**Short problem**
Drop every picture and give the entries back exactly.

Records from a data collection:
+ + + +

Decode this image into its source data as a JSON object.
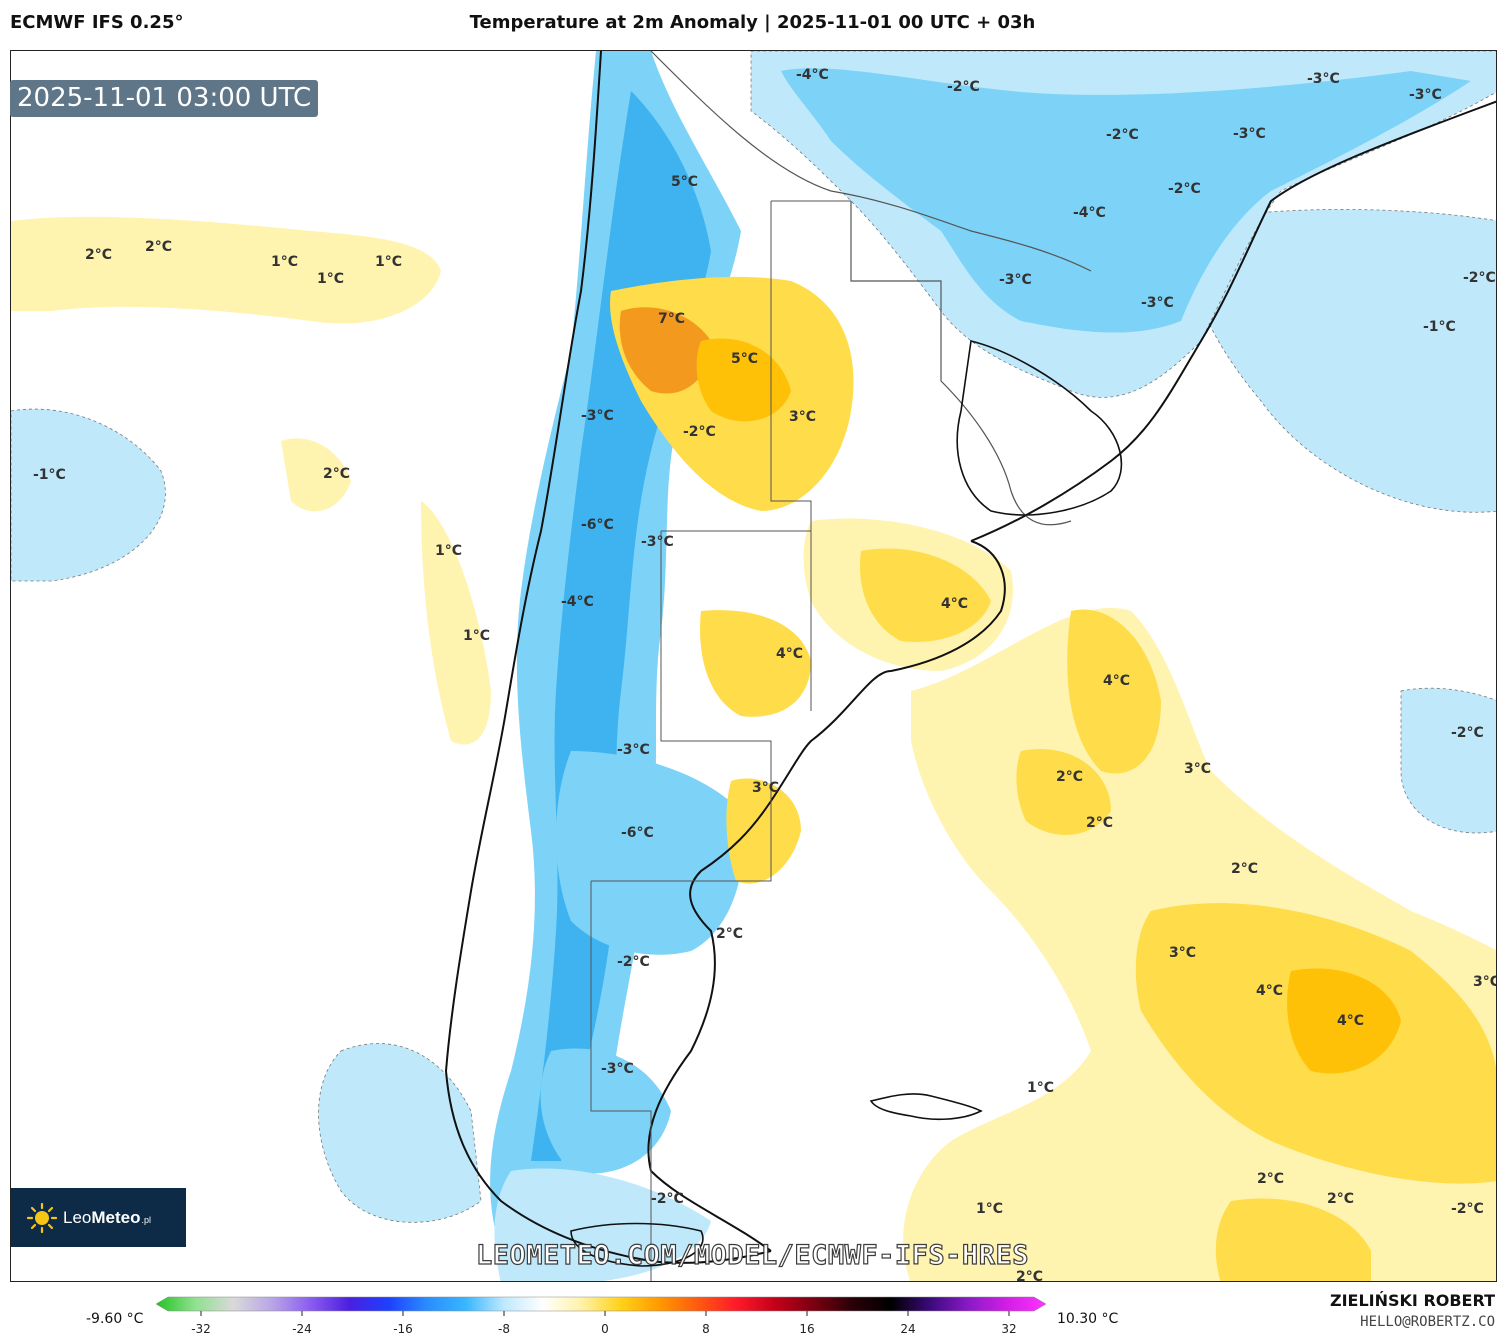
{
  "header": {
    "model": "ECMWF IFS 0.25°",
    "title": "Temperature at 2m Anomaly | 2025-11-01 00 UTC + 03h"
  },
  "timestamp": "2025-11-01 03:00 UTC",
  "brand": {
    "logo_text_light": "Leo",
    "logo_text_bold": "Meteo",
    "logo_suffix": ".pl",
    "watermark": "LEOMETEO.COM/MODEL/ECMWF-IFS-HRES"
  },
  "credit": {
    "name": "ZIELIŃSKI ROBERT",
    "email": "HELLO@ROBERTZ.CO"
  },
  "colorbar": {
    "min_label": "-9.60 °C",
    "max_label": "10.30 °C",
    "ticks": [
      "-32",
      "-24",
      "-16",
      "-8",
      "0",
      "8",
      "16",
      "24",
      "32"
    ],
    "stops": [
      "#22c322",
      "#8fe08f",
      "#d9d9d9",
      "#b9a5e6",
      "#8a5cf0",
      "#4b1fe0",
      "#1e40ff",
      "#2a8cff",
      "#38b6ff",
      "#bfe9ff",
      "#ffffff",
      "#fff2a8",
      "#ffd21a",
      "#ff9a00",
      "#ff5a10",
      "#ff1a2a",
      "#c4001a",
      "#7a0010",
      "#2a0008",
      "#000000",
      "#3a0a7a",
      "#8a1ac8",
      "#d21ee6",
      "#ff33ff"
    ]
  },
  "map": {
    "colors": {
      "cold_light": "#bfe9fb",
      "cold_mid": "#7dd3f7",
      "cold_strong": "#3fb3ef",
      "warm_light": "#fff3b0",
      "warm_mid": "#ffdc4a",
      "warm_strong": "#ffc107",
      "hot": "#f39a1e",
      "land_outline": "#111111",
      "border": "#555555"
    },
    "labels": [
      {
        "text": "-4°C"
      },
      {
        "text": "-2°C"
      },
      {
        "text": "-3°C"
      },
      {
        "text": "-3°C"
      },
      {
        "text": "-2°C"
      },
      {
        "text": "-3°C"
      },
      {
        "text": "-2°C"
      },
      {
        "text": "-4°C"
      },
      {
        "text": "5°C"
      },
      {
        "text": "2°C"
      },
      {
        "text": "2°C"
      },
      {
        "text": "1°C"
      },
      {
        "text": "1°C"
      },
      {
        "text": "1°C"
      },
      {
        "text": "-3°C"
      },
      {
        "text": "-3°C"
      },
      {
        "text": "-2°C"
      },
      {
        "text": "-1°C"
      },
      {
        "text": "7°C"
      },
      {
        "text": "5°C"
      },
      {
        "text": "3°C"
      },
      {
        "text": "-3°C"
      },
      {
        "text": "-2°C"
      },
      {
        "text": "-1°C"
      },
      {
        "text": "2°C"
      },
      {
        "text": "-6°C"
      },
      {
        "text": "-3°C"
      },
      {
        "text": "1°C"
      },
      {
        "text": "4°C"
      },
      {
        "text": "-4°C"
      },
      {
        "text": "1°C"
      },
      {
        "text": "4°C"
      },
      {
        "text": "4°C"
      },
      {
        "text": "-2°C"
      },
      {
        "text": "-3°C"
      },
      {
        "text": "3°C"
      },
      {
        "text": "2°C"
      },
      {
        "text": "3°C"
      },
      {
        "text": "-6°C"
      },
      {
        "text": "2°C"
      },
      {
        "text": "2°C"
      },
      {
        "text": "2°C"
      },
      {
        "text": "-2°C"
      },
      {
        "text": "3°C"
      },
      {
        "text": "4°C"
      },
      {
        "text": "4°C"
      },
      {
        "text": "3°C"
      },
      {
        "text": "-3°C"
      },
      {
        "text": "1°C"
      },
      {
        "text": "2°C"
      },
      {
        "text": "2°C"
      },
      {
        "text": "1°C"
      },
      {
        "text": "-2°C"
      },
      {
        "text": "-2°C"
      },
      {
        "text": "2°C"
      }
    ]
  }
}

+ + + +

**Answer below**
Decode this image into its source data as a JSON object.
{
  "header": {
    "model": "ECMWF IFS 0.25°",
    "title": "Temperature at 2m Anomaly | 2025-11-01 00 UTC + 03h"
  },
  "timestamp": "2025-11-01 03:00 UTC",
  "brand": {
    "logo_text_light": "Leo",
    "logo_text_bold": "Meteo",
    "logo_suffix": ".pl",
    "watermark": "LEOMETEO.COM/MODEL/ECMWF-IFS-HRES"
  },
  "credit": {
    "name": "ZIELIŃSKI ROBERT",
    "email": "HELLO@ROBERTZ.CO"
  },
  "colorbar": {
    "min_label": "-9.60 °C",
    "max_label": "10.30 °C",
    "ticks": [
      "-32",
      "-24",
      "-16",
      "-8",
      "0",
      "8",
      "16",
      "24",
      "32"
    ],
    "stops": [
      "#22c322",
      "#8fe08f",
      "#d9d9d9",
      "#b9a5e6",
      "#8a5cf0",
      "#4b1fe0",
      "#1e40ff",
      "#2a8cff",
      "#38b6ff",
      "#bfe9ff",
      "#ffffff",
      "#fff2a8",
      "#ffd21a",
      "#ff9a00",
      "#ff5a10",
      "#ff1a2a",
      "#c4001a",
      "#7a0010",
      "#2a0008",
      "#000000",
      "#3a0a7a",
      "#8a1ac8",
      "#d21ee6",
      "#ff33ff"
    ]
  },
  "map": {
    "colors": {
      "cold_light": "#bfe9fb",
      "cold_mid": "#7dd3f7",
      "cold_strong": "#3fb3ef",
      "warm_light": "#fff3b0",
      "warm_mid": "#ffdc4a",
      "warm_strong": "#ffc107",
      "hot": "#f39a1e",
      "land_outline": "#111111",
      "border": "#555555"
    },
    "labels": [
      {
        "text": "-4°C"
      },
      {
        "text": "-2°C"
      },
      {
        "text": "-3°C"
      },
      {
        "text": "-3°C"
      },
      {
        "text": "-2°C"
      },
      {
        "text": "-3°C"
      },
      {
        "text": "-2°C"
      },
      {
        "text": "-4°C"
      },
      {
        "text": "5°C"
      },
      {
        "text": "2°C"
      },
      {
        "text": "2°C"
      },
      {
        "text": "1°C"
      },
      {
        "text": "1°C"
      },
      {
        "text": "1°C"
      },
      {
        "text": "-3°C"
      },
      {
        "text": "-3°C"
      },
      {
        "text": "-2°C"
      },
      {
        "text": "-1°C"
      },
      {
        "text": "7°C"
      },
      {
        "text": "5°C"
      },
      {
        "text": "3°C"
      },
      {
        "text": "-3°C"
      },
      {
        "text": "-2°C"
      },
      {
        "text": "-1°C"
      },
      {
        "text": "2°C"
      },
      {
        "text": "-6°C"
      },
      {
        "text": "-3°C"
      },
      {
        "text": "1°C"
      },
      {
        "text": "4°C"
      },
      {
        "text": "-4°C"
      },
      {
        "text": "1°C"
      },
      {
        "text": "4°C"
      },
      {
        "text": "4°C"
      },
      {
        "text": "-2°C"
      },
      {
        "text": "-3°C"
      },
      {
        "text": "3°C"
      },
      {
        "text": "2°C"
      },
      {
        "text": "3°C"
      },
      {
        "text": "-6°C"
      },
      {
        "text": "2°C"
      },
      {
        "text": "2°C"
      },
      {
        "text": "2°C"
      },
      {
        "text": "-2°C"
      },
      {
        "text": "3°C"
      },
      {
        "text": "4°C"
      },
      {
        "text": "4°C"
      },
      {
        "text": "3°C"
      },
      {
        "text": "-3°C"
      },
      {
        "text": "1°C"
      },
      {
        "text": "2°C"
      },
      {
        "text": "2°C"
      },
      {
        "text": "1°C"
      },
      {
        "text": "-2°C"
      },
      {
        "text": "-2°C"
      },
      {
        "text": "2°C"
      }
    ]
  }
}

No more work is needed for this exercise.